- [Problem to solve] Return all lines below containing the word "right".

Figure dataset records:

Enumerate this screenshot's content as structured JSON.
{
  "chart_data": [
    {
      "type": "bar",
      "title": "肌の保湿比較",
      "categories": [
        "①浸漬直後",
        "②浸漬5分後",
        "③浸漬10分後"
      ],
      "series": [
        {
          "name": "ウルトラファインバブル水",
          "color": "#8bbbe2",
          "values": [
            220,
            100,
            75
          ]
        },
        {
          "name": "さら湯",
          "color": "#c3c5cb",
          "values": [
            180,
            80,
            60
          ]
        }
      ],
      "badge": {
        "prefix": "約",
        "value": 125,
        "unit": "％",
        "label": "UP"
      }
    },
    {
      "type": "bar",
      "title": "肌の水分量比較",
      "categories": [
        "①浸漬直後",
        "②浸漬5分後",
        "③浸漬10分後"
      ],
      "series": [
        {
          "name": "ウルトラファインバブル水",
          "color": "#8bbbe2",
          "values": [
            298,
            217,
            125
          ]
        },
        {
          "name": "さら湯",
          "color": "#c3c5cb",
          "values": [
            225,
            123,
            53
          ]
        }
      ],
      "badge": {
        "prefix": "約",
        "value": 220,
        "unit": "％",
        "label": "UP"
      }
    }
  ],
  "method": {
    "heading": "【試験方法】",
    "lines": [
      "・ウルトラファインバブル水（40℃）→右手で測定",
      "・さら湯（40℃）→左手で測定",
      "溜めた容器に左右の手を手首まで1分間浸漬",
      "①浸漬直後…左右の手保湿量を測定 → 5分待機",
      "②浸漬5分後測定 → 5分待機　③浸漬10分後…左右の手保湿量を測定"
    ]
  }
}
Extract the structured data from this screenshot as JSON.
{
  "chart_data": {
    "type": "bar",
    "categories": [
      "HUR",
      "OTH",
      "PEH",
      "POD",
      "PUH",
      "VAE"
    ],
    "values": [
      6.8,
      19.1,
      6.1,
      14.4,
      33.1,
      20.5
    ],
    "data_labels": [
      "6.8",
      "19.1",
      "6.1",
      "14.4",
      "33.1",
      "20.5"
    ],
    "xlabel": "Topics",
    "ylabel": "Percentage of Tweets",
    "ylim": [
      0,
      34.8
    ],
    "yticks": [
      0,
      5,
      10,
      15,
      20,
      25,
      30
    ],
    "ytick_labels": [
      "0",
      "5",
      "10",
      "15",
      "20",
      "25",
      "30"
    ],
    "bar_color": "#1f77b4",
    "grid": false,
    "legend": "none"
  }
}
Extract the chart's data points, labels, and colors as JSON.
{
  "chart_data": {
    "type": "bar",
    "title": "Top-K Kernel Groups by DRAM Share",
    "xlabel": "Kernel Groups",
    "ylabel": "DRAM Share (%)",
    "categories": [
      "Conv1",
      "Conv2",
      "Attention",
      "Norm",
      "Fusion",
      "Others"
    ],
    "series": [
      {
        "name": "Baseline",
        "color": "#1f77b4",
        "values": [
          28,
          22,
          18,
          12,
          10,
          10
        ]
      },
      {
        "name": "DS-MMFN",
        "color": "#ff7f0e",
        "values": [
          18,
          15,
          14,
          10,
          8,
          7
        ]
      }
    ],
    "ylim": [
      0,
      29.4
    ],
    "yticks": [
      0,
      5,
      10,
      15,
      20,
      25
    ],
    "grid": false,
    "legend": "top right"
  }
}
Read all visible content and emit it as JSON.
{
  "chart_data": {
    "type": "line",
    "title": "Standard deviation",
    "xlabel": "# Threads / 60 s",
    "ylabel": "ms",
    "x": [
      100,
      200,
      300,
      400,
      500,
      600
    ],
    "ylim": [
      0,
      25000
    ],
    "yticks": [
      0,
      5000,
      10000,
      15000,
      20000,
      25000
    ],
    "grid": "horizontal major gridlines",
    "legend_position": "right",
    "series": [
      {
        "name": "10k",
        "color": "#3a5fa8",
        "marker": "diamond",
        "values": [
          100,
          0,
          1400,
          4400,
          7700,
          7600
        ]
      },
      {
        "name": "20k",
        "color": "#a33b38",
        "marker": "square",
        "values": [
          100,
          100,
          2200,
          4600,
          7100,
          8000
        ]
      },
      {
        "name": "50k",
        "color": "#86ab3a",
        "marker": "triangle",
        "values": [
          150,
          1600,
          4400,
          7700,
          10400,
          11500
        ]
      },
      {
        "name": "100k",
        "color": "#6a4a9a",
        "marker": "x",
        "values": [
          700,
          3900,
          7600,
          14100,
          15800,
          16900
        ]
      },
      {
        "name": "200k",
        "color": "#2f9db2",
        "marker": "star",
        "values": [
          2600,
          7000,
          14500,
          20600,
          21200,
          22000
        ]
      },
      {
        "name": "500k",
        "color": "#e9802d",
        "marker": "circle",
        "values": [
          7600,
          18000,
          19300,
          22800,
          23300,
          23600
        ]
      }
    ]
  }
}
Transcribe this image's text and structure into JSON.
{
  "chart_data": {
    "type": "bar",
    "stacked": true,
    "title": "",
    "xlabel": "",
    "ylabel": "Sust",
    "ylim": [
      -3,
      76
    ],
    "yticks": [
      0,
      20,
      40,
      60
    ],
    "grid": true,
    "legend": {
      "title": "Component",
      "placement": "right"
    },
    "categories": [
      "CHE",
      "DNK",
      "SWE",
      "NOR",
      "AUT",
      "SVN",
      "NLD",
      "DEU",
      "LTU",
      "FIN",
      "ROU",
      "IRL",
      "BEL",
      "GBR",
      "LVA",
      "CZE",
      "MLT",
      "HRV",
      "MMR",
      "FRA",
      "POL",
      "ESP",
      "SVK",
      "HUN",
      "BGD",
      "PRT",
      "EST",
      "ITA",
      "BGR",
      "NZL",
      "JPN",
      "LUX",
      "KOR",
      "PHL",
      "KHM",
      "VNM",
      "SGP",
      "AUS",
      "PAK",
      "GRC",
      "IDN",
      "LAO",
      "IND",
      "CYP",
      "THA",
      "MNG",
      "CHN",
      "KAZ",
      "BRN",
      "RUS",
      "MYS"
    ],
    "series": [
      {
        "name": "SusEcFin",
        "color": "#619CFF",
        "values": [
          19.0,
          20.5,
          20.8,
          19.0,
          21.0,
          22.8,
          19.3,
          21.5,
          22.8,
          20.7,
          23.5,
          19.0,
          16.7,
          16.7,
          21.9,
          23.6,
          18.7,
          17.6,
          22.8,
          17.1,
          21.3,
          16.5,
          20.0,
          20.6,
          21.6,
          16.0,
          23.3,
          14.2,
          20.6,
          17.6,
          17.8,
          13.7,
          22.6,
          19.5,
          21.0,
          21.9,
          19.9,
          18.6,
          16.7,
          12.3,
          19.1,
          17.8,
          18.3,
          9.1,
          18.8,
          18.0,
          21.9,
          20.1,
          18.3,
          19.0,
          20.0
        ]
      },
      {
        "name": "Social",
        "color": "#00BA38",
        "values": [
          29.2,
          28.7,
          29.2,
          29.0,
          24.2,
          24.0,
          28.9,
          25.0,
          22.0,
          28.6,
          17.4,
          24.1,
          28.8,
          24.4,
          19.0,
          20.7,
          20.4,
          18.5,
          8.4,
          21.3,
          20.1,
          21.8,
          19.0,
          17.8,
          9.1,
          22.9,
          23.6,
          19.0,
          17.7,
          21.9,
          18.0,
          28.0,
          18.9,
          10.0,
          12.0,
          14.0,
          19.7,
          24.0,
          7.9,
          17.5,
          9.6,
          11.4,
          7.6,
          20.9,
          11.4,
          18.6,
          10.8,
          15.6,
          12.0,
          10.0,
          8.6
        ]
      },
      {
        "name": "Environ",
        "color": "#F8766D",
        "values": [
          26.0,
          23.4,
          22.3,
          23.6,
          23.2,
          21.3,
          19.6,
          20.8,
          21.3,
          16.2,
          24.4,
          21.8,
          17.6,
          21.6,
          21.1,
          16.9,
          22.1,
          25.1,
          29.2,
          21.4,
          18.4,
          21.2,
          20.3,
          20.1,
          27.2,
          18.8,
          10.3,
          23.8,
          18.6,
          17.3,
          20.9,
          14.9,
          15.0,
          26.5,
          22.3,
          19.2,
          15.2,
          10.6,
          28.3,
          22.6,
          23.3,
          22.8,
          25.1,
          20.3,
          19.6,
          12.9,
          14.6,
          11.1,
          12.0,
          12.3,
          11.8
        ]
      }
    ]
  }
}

- [Solution to this exercise]
    "legend": "top right"
    "legend_position": "right",
      "placement": "right"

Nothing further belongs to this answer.